TASK STATEMENT:
Transcribe all the entries word for word, but omit the images.

RECORDED INFORMATION:
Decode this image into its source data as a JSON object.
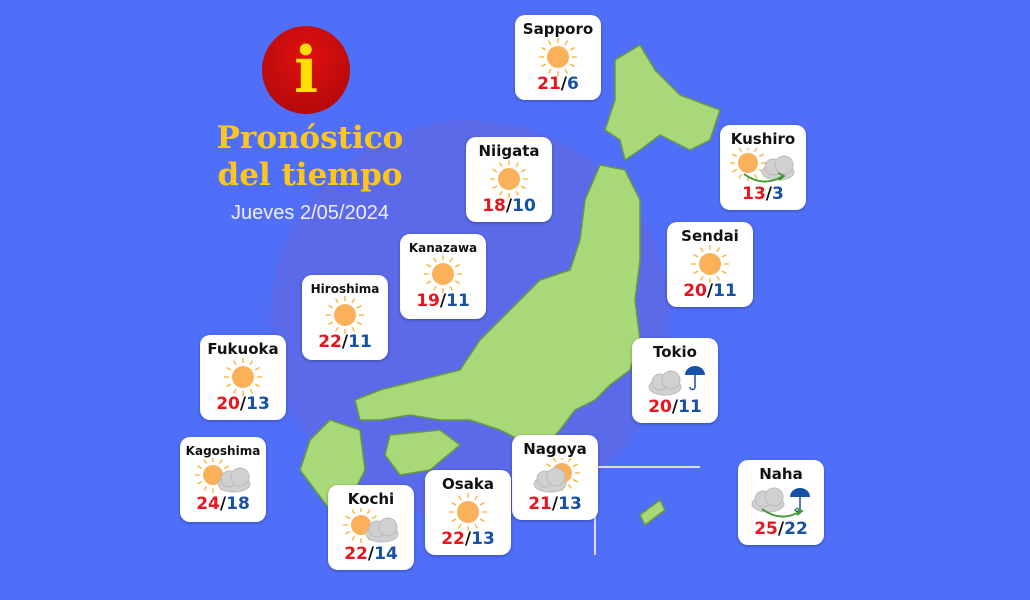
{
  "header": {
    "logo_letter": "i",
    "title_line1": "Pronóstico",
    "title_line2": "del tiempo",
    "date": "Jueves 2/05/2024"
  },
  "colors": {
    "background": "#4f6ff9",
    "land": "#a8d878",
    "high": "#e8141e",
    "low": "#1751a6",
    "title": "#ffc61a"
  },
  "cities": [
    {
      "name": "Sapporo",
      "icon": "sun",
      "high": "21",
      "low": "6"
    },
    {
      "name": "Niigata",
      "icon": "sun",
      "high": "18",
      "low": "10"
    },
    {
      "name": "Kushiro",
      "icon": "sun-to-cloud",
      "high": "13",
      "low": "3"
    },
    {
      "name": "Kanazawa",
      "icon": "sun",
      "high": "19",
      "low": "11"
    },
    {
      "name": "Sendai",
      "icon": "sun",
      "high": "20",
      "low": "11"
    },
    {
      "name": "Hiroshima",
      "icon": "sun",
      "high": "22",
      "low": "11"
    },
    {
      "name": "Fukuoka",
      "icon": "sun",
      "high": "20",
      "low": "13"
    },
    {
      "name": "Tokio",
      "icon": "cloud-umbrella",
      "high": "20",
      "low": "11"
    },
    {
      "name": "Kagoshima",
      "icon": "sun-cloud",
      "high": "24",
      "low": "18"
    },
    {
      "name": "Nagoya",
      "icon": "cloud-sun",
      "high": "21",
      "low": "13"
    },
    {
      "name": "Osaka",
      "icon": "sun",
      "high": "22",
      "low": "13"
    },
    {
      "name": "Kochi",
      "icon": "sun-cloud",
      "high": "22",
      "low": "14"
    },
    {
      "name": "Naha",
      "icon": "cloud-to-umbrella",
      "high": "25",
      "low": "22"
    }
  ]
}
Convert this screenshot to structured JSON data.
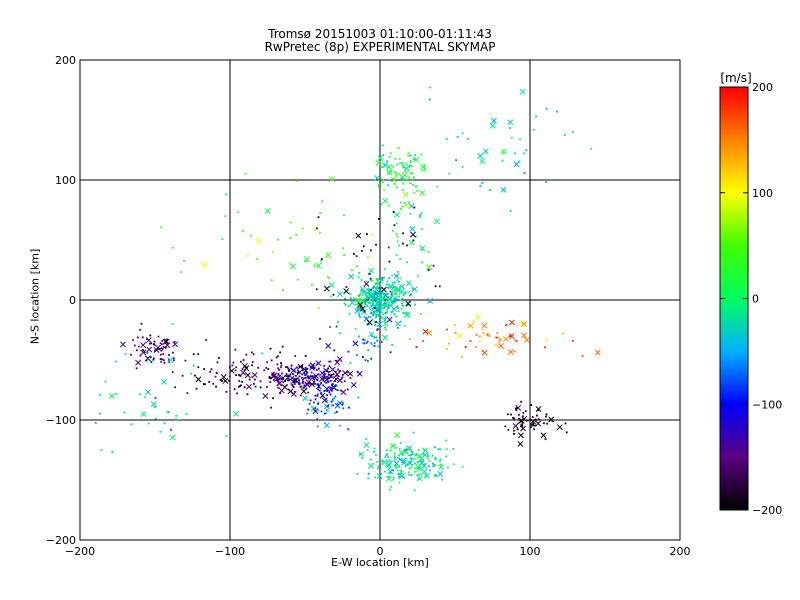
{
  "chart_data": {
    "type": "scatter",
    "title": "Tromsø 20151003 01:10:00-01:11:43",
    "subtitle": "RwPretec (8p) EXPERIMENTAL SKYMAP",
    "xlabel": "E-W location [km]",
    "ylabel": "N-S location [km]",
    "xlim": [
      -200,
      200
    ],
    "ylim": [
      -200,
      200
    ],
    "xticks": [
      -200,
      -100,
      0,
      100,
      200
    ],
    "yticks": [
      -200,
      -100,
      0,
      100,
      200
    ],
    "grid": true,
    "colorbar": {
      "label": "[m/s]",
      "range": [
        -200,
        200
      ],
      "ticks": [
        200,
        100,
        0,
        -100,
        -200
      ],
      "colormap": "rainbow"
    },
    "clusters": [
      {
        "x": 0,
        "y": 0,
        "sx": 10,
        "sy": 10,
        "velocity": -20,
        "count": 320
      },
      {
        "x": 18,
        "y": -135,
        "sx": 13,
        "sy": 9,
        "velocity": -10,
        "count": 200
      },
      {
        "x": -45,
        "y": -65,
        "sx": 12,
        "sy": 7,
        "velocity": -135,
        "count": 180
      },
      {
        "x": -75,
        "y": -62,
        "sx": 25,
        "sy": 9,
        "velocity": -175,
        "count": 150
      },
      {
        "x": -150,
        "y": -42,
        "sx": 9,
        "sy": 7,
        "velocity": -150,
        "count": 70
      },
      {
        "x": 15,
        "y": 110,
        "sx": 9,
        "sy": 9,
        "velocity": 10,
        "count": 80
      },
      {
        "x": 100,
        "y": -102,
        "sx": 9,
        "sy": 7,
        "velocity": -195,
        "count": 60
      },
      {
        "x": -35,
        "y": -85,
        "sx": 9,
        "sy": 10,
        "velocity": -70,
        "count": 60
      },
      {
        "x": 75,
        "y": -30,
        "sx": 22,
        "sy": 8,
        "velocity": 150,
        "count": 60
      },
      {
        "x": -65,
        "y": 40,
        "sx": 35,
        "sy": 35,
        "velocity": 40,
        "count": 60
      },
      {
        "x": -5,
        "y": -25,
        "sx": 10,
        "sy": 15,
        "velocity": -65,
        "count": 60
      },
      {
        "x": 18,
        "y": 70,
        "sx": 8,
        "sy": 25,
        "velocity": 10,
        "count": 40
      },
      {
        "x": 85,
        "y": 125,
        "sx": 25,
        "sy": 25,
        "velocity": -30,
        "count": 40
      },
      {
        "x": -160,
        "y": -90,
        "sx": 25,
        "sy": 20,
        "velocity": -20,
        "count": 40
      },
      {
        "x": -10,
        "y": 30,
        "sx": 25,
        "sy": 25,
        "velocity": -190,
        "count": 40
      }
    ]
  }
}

REPLY:
Decode this image into its source data as a JSON object.
{
  "header": {
    "logo_letter": "i",
    "title_line1": "Pronóstico",
    "title_line2": "del tiempo",
    "date": "Jueves 2/05/2024"
  },
  "colors": {
    "background": "#4f6ff9",
    "land": "#a8d878",
    "high": "#e8141e",
    "low": "#1751a6",
    "title": "#ffc61a"
  },
  "cities": [
    {
      "name": "Sapporo",
      "icon": "sun",
      "high": "21",
      "low": "6"
    },
    {
      "name": "Niigata",
      "icon": "sun",
      "high": "18",
      "low": "10"
    },
    {
      "name": "Kushiro",
      "icon": "sun-to-cloud",
      "high": "13",
      "low": "3"
    },
    {
      "name": "Kanazawa",
      "icon": "sun",
      "high": "19",
      "low": "11"
    },
    {
      "name": "Sendai",
      "icon": "sun",
      "high": "20",
      "low": "11"
    },
    {
      "name": "Hiroshima",
      "icon": "sun",
      "high": "22",
      "low": "11"
    },
    {
      "name": "Fukuoka",
      "icon": "sun",
      "high": "20",
      "low": "13"
    },
    {
      "name": "Tokio",
      "icon": "cloud-umbrella",
      "high": "20",
      "low": "11"
    },
    {
      "name": "Kagoshima",
      "icon": "sun-cloud",
      "high": "24",
      "low": "18"
    },
    {
      "name": "Nagoya",
      "icon": "cloud-sun",
      "high": "21",
      "low": "13"
    },
    {
      "name": "Osaka",
      "icon": "sun",
      "high": "22",
      "low": "13"
    },
    {
      "name": "Kochi",
      "icon": "sun-cloud",
      "high": "22",
      "low": "14"
    },
    {
      "name": "Naha",
      "icon": "cloud-to-umbrella",
      "high": "25",
      "low": "22"
    }
  ]
}
Convert this screenshot to structured JSON data.
{
  "chart_data": {
    "type": "scatter",
    "title": "Tromsø 20151003 01:10:00-01:11:43",
    "subtitle": "RwPretec (8p) EXPERIMENTAL SKYMAP",
    "xlabel": "E-W location [km]",
    "ylabel": "N-S location [km]",
    "xlim": [
      -200,
      200
    ],
    "ylim": [
      -200,
      200
    ],
    "xticks": [
      -200,
      -100,
      0,
      100,
      200
    ],
    "yticks": [
      -200,
      -100,
      0,
      100,
      200
    ],
    "grid": true,
    "colorbar": {
      "label": "[m/s]",
      "range": [
        -200,
        200
      ],
      "ticks": [
        200,
        100,
        0,
        -100,
        -200
      ],
      "colormap": "rainbow"
    },
    "clusters": [
      {
        "x": 0,
        "y": 0,
        "sx": 10,
        "sy": 10,
        "velocity": -20,
        "count": 320
      },
      {
        "x": 18,
        "y": -135,
        "sx": 13,
        "sy": 9,
        "velocity": -10,
        "count": 200
      },
      {
        "x": -45,
        "y": -65,
        "sx": 12,
        "sy": 7,
        "velocity": -135,
        "count": 180
      },
      {
        "x": -75,
        "y": -62,
        "sx": 25,
        "sy": 9,
        "velocity": -175,
        "count": 150
      },
      {
        "x": -150,
        "y": -42,
        "sx": 9,
        "sy": 7,
        "velocity": -150,
        "count": 70
      },
      {
        "x": 15,
        "y": 110,
        "sx": 9,
        "sy": 9,
        "velocity": 10,
        "count": 80
      },
      {
        "x": 100,
        "y": -102,
        "sx": 9,
        "sy": 7,
        "velocity": -195,
        "count": 60
      },
      {
        "x": -35,
        "y": -85,
        "sx": 9,
        "sy": 10,
        "velocity": -70,
        "count": 60
      },
      {
        "x": 75,
        "y": -30,
        "sx": 22,
        "sy": 8,
        "velocity": 150,
        "count": 60
      },
      {
        "x": -65,
        "y": 40,
        "sx": 35,
        "sy": 35,
        "velocity": 40,
        "count": 60
      },
      {
        "x": -5,
        "y": -25,
        "sx": 10,
        "sy": 15,
        "velocity": -65,
        "count": 60
      },
      {
        "x": 18,
        "y": 70,
        "sx": 8,
        "sy": 25,
        "velocity": 10,
        "count": 40
      },
      {
        "x": 85,
        "y": 125,
        "sx": 25,
        "sy": 25,
        "velocity": -30,
        "count": 40
      },
      {
        "x": -160,
        "y": -90,
        "sx": 25,
        "sy": 20,
        "velocity": -20,
        "count": 40
      },
      {
        "x": -10,
        "y": 30,
        "sx": 25,
        "sy": 25,
        "velocity": -190,
        "count": 40
      }
    ]
  }
}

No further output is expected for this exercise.